Top of Selected passage
US intelligence analyst convicted of espionage (1941–2022)

Ronald William Pelton (November 18, 1941 – September 6, 2022) was a National Security Agency (NSA) intelligence analyst who was convicted in 1986 of spying for and selling secrets to the Soviet Union. One such top secret operation he compromised was Operation Ivy Bells.

==Early life==
Pelton was born in Benton Harbor, Michigan, and graduated in 1960 in the upper 25 percent of his high school class.

==Career==
Prior to his employment by the NSA, Pelton served in the United States Air Force. He was taught Russian by the Air Force and served for a time in the early 1960s in Peshawar, Pakistan, as a voice intercept processing specialist. After that 15-month tour, he was transferred to the National Security Agency, where he continued as a civilian employee upon discharge.

Pelton filed for personal bankruptcy in 1979 and resigned from his $24,500-a-year job ($ today) with the NSA A Group. From 1980 to 1984 he held several jobs, none within the intelligence community. In 1984, Pelton faced financial difficulties due to increasing homeowners' taxes and a mounting series of necessary repairs on his private residence.
Bottom of Selected passage
Top of Extracted records
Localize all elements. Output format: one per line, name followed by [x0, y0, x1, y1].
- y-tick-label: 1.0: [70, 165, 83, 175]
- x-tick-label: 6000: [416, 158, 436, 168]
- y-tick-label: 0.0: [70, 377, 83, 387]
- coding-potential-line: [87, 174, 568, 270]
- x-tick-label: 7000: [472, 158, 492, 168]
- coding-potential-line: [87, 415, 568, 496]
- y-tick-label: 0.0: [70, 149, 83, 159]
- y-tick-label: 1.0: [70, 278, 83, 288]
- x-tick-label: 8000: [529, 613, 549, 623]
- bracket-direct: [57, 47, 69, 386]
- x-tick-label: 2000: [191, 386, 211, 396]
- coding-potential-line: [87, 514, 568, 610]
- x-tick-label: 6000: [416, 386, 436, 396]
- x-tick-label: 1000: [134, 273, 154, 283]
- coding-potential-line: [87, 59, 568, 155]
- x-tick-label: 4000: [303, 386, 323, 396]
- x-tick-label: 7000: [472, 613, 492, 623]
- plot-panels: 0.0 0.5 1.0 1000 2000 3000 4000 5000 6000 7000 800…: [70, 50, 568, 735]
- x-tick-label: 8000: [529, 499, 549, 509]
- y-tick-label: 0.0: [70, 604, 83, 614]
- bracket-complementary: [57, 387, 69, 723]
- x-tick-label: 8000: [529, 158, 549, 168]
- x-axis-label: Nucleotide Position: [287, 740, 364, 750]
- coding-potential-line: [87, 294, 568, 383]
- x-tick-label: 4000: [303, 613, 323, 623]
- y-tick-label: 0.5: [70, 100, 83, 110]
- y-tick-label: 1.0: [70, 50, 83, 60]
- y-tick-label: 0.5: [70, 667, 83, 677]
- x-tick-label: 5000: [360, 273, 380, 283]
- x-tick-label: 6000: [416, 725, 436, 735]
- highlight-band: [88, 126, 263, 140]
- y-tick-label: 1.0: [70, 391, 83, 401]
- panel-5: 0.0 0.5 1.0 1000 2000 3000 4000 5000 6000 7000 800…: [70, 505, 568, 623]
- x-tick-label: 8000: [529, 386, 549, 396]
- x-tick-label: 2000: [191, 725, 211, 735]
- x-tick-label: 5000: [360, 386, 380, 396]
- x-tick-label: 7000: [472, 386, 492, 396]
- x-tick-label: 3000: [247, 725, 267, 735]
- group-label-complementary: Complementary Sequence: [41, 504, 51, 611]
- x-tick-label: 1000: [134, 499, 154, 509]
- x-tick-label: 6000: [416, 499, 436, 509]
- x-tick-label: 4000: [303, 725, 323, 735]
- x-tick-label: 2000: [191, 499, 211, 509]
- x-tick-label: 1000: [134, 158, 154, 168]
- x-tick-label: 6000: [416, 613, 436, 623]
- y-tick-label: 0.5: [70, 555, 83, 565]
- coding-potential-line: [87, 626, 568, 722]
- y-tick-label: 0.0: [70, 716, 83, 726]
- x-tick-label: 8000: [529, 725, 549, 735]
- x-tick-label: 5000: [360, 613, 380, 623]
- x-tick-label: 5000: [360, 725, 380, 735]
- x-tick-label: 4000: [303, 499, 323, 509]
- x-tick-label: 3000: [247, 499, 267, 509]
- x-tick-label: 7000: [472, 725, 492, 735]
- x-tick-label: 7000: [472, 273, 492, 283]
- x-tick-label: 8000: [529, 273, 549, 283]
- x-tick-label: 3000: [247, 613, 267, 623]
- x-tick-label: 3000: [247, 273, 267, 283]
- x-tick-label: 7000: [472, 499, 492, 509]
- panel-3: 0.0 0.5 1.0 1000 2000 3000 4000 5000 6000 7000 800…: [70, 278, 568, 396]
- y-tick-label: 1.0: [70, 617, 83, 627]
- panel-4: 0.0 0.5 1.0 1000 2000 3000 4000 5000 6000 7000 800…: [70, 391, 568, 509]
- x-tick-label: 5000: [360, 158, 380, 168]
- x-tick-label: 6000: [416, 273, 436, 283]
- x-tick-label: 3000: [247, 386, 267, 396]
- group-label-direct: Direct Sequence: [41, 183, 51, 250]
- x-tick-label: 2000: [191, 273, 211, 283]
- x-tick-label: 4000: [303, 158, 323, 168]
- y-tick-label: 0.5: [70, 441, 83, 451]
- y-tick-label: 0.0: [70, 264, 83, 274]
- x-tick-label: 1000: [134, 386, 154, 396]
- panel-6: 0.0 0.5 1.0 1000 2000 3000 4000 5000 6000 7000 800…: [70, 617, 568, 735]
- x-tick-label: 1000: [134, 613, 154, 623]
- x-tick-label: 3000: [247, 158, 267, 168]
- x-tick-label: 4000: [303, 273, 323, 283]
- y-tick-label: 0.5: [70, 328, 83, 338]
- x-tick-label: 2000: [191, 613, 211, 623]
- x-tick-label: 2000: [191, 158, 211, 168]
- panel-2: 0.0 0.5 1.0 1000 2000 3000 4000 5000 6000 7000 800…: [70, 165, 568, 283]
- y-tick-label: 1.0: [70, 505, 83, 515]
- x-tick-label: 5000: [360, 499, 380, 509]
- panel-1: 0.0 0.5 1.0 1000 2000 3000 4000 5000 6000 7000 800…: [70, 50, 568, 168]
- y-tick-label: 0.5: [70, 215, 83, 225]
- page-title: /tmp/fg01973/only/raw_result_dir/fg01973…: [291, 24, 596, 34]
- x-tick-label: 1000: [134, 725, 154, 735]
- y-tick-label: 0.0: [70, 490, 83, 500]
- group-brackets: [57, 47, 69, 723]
Bottom of Extracted records
§ **Work instruction**
Write out the part of the text about Ronald Pelton that begins with the words containing "US intelligence analyst" and ends with "employee upon discharge.". The records are separate material with no connection to the text.

§ **Exercise result**
US intelligence analyst convicted of espionage (1941–2022)

Ronald William Pelton (November 18, 1941 – September 6, 2022) was a National Security Agency (NSA) intelligence analyst who was convicted in 1986 of spying for and selling secrets to the Soviet Union. One such top secret operation he compromised was Operation Ivy Bells.

==Early life==
Pelton was born in Benton Harbor, Michigan, and graduated in 1960 in the upper 25 percent of his high school class.

==Career==
Prior to his employment by the NSA, Pelton served in the United States Air Force. He was taught Russian by the Air Force and served for a time in the early 1960s in Peshawar, Pakistan, as a voice intercept processing specialist. After that 15-month tour, he was transferred to the National Security Agency, where he continued as a civilian employee upon discharge.